### Source material
## START

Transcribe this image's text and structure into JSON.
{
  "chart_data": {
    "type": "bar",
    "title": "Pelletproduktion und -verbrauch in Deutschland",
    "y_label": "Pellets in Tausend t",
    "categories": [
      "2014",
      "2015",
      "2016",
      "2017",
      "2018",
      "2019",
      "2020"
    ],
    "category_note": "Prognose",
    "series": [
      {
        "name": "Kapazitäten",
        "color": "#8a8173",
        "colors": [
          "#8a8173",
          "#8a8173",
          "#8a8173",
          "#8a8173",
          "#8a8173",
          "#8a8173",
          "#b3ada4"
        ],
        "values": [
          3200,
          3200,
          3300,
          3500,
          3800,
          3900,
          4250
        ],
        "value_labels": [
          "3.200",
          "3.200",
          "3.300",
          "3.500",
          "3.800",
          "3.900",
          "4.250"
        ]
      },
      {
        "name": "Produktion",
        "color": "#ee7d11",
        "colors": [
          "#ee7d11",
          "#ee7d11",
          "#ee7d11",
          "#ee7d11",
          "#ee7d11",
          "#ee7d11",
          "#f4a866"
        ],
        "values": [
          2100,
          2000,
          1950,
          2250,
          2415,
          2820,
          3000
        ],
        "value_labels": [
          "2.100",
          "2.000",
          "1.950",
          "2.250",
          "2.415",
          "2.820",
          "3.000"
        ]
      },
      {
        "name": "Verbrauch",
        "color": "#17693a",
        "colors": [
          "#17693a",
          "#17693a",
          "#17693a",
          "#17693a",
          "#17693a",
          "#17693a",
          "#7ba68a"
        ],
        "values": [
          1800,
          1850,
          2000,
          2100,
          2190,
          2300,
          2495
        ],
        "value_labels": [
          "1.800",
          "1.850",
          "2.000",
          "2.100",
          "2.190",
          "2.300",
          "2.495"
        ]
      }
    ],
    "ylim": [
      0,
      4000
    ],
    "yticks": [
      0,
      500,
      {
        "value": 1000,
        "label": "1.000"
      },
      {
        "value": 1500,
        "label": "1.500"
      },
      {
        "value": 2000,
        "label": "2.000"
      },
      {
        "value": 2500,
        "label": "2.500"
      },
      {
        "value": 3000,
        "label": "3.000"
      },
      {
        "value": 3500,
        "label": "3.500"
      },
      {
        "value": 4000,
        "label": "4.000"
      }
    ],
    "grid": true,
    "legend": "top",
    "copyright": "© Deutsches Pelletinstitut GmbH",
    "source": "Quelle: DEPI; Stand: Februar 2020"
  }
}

## END

### Problem details
Determine the number of lines in these entries that contain the word "name", and write only that number.

### Finished task
3